— begin Dataset excerpts —

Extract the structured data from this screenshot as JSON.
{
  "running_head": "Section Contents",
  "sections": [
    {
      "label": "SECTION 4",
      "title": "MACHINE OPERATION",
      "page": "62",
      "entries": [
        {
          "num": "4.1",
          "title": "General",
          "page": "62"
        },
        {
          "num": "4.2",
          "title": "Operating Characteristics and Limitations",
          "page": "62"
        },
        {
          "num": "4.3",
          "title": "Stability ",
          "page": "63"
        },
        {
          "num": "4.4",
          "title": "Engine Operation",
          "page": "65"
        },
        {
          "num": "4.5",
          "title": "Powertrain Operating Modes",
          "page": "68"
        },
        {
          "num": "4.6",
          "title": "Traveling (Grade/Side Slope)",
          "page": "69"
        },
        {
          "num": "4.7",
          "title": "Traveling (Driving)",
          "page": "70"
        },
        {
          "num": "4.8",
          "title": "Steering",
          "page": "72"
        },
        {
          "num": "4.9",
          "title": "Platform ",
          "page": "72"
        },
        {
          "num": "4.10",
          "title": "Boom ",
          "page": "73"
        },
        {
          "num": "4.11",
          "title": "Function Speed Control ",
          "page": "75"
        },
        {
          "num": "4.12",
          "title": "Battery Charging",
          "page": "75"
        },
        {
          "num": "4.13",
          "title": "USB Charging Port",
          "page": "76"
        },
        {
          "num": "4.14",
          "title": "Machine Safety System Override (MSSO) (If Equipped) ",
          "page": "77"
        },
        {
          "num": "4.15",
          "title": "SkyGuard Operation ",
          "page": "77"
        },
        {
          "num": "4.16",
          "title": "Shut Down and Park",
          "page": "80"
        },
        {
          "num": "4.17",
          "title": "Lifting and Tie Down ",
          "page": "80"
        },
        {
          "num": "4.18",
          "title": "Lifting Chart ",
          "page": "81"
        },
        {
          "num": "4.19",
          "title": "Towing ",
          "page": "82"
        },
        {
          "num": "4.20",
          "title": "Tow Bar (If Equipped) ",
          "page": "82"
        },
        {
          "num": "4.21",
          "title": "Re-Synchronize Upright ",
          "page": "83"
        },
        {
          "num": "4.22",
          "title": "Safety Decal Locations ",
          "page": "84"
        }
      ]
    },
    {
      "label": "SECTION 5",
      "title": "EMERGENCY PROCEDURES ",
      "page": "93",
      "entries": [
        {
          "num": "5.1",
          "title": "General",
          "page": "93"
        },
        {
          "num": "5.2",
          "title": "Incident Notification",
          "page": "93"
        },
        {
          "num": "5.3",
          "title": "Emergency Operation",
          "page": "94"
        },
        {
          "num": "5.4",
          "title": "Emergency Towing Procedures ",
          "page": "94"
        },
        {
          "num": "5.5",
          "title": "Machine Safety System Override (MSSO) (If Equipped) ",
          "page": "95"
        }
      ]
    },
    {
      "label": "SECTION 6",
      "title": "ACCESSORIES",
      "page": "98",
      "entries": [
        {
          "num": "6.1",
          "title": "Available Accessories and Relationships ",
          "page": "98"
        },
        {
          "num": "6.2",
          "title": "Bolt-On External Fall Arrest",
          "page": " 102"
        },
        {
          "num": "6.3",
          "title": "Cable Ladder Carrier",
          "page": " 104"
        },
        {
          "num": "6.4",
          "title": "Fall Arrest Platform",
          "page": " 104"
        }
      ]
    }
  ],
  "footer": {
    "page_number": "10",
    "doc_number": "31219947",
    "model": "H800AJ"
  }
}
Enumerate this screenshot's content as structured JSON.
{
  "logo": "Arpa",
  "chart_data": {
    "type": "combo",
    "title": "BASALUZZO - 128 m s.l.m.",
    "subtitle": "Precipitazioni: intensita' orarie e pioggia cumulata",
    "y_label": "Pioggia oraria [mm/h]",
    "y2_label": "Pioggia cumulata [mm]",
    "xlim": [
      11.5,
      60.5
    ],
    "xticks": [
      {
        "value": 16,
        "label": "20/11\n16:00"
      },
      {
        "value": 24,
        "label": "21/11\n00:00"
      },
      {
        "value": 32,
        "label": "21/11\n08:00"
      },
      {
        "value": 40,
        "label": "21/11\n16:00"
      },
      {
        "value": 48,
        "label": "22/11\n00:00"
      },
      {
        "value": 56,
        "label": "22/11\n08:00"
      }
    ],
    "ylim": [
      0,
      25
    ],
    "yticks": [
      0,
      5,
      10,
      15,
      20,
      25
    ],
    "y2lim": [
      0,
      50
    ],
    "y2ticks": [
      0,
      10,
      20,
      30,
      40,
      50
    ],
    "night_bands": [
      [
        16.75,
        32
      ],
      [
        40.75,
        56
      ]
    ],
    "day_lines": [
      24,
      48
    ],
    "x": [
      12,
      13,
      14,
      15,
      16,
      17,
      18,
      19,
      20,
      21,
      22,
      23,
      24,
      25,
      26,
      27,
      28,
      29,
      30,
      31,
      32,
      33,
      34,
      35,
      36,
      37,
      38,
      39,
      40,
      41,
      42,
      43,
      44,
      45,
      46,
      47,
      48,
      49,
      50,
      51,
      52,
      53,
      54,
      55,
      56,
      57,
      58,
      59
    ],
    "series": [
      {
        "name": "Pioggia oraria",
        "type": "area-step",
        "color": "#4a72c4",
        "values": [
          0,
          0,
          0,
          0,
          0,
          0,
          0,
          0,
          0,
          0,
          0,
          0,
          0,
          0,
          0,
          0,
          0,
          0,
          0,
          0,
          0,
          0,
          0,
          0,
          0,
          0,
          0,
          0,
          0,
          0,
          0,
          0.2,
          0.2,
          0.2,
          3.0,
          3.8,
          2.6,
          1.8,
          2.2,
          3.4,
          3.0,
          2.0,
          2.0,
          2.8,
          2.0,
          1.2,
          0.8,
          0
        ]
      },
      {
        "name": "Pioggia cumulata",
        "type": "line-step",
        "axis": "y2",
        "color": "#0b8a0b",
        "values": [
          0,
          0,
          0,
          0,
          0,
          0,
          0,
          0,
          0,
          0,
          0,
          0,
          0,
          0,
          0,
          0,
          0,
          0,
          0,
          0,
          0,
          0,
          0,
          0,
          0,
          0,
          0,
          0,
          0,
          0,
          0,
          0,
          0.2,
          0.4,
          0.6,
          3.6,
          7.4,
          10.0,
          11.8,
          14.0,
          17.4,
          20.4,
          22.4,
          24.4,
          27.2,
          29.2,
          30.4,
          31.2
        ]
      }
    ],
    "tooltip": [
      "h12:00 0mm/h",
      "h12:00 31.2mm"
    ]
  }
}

— end Dataset excerpts —

= Stated problem =
The records above should be returned exactly.

= Response =
Extract the structured data from this screenshot as JSON.
{
  "running_head": "Section Contents",
  "sections": [
    {
      "label": "SECTION 4",
      "title": "MACHINE OPERATION",
      "page": "62",
      "entries": [
        {
          "num": "4.1",
          "title": "General",
          "page": "62"
        },
        {
          "num": "4.2",
          "title": "Operating Characteristics and Limitations",
          "page": "62"
        },
        {
          "num": "4.3",
          "title": "Stability ",
          "page": "63"
        },
        {
          "num": "4.4",
          "title": "Engine Operation",
          "page": "65"
        },
        {
          "num": "4.5",
          "title": "Powertrain Operating Modes",
          "page": "68"
        },
        {
          "num": "4.6",
          "title": "Traveling (Grade/Side Slope)",
          "page": "69"
        },
        {
          "num": "4.7",
          "title": "Traveling (Driving)",
          "page": "70"
        },
        {
          "num": "4.8",
          "title": "Steering",
          "page": "72"
        },
        {
          "num": "4.9",
          "title": "Platform ",
          "page": "72"
        },
        {
          "num": "4.10",
          "title": "Boom ",
          "page": "73"
        },
        {
          "num": "4.11",
          "title": "Function Speed Control ",
          "page": "75"
        },
        {
          "num": "4.12",
          "title": "Battery Charging",
          "page": "75"
        },
        {
          "num": "4.13",
          "title": "USB Charging Port",
          "page": "76"
        },
        {
          "num": "4.14",
          "title": "Machine Safety System Override (MSSO) (If Equipped) ",
          "page": "77"
        },
        {
          "num": "4.15",
          "title": "SkyGuard Operation ",
          "page": "77"
        },
        {
          "num": "4.16",
          "title": "Shut Down and Park",
          "page": "80"
        },
        {
          "num": "4.17",
          "title": "Lifting and Tie Down ",
          "page": "80"
        },
        {
          "num": "4.18",
          "title": "Lifting Chart ",
          "page": "81"
        },
        {
          "num": "4.19",
          "title": "Towing ",
          "page": "82"
        },
        {
          "num": "4.20",
          "title": "Tow Bar (If Equipped) ",
          "page": "82"
        },
        {
          "num": "4.21",
          "title": "Re-Synchronize Upright ",
          "page": "83"
        },
        {
          "num": "4.22",
          "title": "Safety Decal Locations ",
          "page": "84"
        }
      ]
    },
    {
      "label": "SECTION 5",
      "title": "EMERGENCY PROCEDURES ",
      "page": "93",
      "entries": [
        {
          "num": "5.1",
          "title": "General",
          "page": "93"
        },
        {
          "num": "5.2",
          "title": "Incident Notification",
          "page": "93"
        },
        {
          "num": "5.3",
          "title": "Emergency Operation",
          "page": "94"
        },
        {
          "num": "5.4",
          "title": "Emergency Towing Procedures ",
          "page": "94"
        },
        {
          "num": "5.5",
          "title": "Machine Safety System Override (MSSO) (If Equipped) ",
          "page": "95"
        }
      ]
    },
    {
      "label": "SECTION 6",
      "title": "ACCESSORIES",
      "page": "98",
      "entries": [
        {
          "num": "6.1",
          "title": "Available Accessories and Relationships ",
          "page": "98"
        },
        {
          "num": "6.2",
          "title": "Bolt-On External Fall Arrest",
          "page": " 102"
        },
        {
          "num": "6.3",
          "title": "Cable Ladder Carrier",
          "page": " 104"
        },
        {
          "num": "6.4",
          "title": "Fall Arrest Platform",
          "page": " 104"
        }
      ]
    }
  ],
  "footer": {
    "page_number": "10",
    "doc_number": "31219947",
    "model": "H800AJ"
  }
}
Enumerate this screenshot's content as structured JSON.
{
  "logo": "Arpa",
  "chart_data": {
    "type": "combo",
    "title": "BASALUZZO - 128 m s.l.m.",
    "subtitle": "Precipitazioni: intensita' orarie e pioggia cumulata",
    "y_label": "Pioggia oraria [mm/h]",
    "y2_label": "Pioggia cumulata [mm]",
    "xlim": [
      11.5,
      60.5
    ],
    "xticks": [
      {
        "value": 16,
        "label": "20/11\n16:00"
      },
      {
        "value": 24,
        "label": "21/11\n00:00"
      },
      {
        "value": 32,
        "label": "21/11\n08:00"
      },
      {
        "value": 40,
        "label": "21/11\n16:00"
      },
      {
        "value": 48,
        "label": "22/11\n00:00"
      },
      {
        "value": 56,
        "label": "22/11\n08:00"
      }
    ],
    "ylim": [
      0,
      25
    ],
    "yticks": [
      0,
      5,
      10,
      15,
      20,
      25
    ],
    "y2lim": [
      0,
      50
    ],
    "y2ticks": [
      0,
      10,
      20,
      30,
      40,
      50
    ],
    "night_bands": [
      [
        16.75,
        32
      ],
      [
        40.75,
        56
      ]
    ],
    "day_lines": [
      24,
      48
    ],
    "x": [
      12,
      13,
      14,
      15,
      16,
      17,
      18,
      19,
      20,
      21,
      22,
      23,
      24,
      25,
      26,
      27,
      28,
      29,
      30,
      31,
      32,
      33,
      34,
      35,
      36,
      37,
      38,
      39,
      40,
      41,
      42,
      43,
      44,
      45,
      46,
      47,
      48,
      49,
      50,
      51,
      52,
      53,
      54,
      55,
      56,
      57,
      58,
      59
    ],
    "series": [
      {
        "name": "Pioggia oraria",
        "type": "area-step",
        "color": "#4a72c4",
        "values": [
          0,
          0,
          0,
          0,
          0,
          0,
          0,
          0,
          0,
          0,
          0,
          0,
          0,
          0,
          0,
          0,
          0,
          0,
          0,
          0,
          0,
          0,
          0,
          0,
          0,
          0,
          0,
          0,
          0,
          0,
          0,
          0.2,
          0.2,
          0.2,
          3.0,
          3.8,
          2.6,
          1.8,
          2.2,
          3.4,
          3.0,
          2.0,
          2.0,
          2.8,
          2.0,
          1.2,
          0.8,
          0
        ]
      },
      {
        "name": "Pioggia cumulata",
        "type": "line-step",
        "axis": "y2",
        "color": "#0b8a0b",
        "values": [
          0,
          0,
          0,
          0,
          0,
          0,
          0,
          0,
          0,
          0,
          0,
          0,
          0,
          0,
          0,
          0,
          0,
          0,
          0,
          0,
          0,
          0,
          0,
          0,
          0,
          0,
          0,
          0,
          0,
          0,
          0,
          0,
          0.2,
          0.4,
          0.6,
          3.6,
          7.4,
          10.0,
          11.8,
          14.0,
          17.4,
          20.4,
          22.4,
          24.4,
          27.2,
          29.2,
          30.4,
          31.2
        ]
      }
    ],
    "tooltip": [
      "h12:00 0mm/h",
      "h12:00 31.2mm"
    ]
  }
}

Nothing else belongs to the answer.